## Begin
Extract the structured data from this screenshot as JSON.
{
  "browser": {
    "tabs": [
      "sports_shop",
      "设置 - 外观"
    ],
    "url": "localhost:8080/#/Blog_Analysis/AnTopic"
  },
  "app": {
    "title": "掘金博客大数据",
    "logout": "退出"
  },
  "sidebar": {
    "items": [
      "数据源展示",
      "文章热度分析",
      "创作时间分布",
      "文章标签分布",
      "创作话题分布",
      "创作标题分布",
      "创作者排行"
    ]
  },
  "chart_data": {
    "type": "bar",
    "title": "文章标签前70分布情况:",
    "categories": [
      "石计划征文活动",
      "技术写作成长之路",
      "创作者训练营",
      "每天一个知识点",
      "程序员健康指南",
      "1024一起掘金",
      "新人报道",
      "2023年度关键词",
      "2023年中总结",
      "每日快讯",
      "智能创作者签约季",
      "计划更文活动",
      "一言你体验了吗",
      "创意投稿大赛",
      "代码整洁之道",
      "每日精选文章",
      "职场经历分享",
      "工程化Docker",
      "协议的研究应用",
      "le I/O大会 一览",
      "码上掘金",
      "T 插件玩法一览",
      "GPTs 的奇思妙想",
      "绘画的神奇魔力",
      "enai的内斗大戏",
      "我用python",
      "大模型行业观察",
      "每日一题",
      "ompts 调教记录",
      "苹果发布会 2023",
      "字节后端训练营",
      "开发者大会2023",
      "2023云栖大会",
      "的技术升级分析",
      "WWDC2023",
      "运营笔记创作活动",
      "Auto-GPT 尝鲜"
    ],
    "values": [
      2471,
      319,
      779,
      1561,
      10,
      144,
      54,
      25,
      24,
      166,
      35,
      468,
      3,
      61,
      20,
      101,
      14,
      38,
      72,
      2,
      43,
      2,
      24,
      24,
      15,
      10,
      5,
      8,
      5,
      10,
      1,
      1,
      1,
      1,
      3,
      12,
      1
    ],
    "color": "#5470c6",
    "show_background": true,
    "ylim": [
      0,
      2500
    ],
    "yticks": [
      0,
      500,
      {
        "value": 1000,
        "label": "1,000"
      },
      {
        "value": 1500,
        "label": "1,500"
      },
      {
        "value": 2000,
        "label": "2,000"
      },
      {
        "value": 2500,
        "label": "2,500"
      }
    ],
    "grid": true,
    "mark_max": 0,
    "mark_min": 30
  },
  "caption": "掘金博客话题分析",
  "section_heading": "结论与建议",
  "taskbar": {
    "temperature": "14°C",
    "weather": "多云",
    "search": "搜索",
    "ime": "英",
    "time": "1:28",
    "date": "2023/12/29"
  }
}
## End
**TASK TO COMPLETE**: Extract the full listing above without alteration.

**EXERCISE RESULT**:
Extract the structured data from this screenshot as JSON.
{
  "browser": {
    "tabs": [
      "sports_shop",
      "设置 - 外观"
    ],
    "url": "localhost:8080/#/Blog_Analysis/AnTopic"
  },
  "app": {
    "title": "掘金博客大数据",
    "logout": "退出"
  },
  "sidebar": {
    "items": [
      "数据源展示",
      "文章热度分析",
      "创作时间分布",
      "文章标签分布",
      "创作话题分布",
      "创作标题分布",
      "创作者排行"
    ]
  },
  "chart_data": {
    "type": "bar",
    "title": "文章标签前70分布情况:",
    "categories": [
      "石计划征文活动",
      "技术写作成长之路",
      "创作者训练营",
      "每天一个知识点",
      "程序员健康指南",
      "1024一起掘金",
      "新人报道",
      "2023年度关键词",
      "2023年中总结",
      "每日快讯",
      "智能创作者签约季",
      "计划更文活动",
      "一言你体验了吗",
      "创意投稿大赛",
      "代码整洁之道",
      "每日精选文章",
      "职场经历分享",
      "工程化Docker",
      "协议的研究应用",
      "le I/O大会 一览",
      "码上掘金",
      "T 插件玩法一览",
      "GPTs 的奇思妙想",
      "绘画的神奇魔力",
      "enai的内斗大戏",
      "我用python",
      "大模型行业观察",
      "每日一题",
      "ompts 调教记录",
      "苹果发布会 2023",
      "字节后端训练营",
      "开发者大会2023",
      "2023云栖大会",
      "的技术升级分析",
      "WWDC2023",
      "运营笔记创作活动",
      "Auto-GPT 尝鲜"
    ],
    "values": [
      2471,
      319,
      779,
      1561,
      10,
      144,
      54,
      25,
      24,
      166,
      35,
      468,
      3,
      61,
      20,
      101,
      14,
      38,
      72,
      2,
      43,
      2,
      24,
      24,
      15,
      10,
      5,
      8,
      5,
      10,
      1,
      1,
      1,
      1,
      3,
      12,
      1
    ],
    "color": "#5470c6",
    "show_background": true,
    "ylim": [
      0,
      2500
    ],
    "yticks": [
      0,
      500,
      {
        "value": 1000,
        "label": "1,000"
      },
      {
        "value": 1500,
        "label": "1,500"
      },
      {
        "value": 2000,
        "label": "2,000"
      },
      {
        "value": 2500,
        "label": "2,500"
      }
    ],
    "grid": true,
    "mark_max": 0,
    "mark_min": 30
  },
  "caption": "掘金博客话题分析",
  "section_heading": "结论与建议",
  "taskbar": {
    "temperature": "14°C",
    "weather": "多云",
    "search": "搜索",
    "ime": "英",
    "time": "1:28",
    "date": "2023/12/29"
  }
}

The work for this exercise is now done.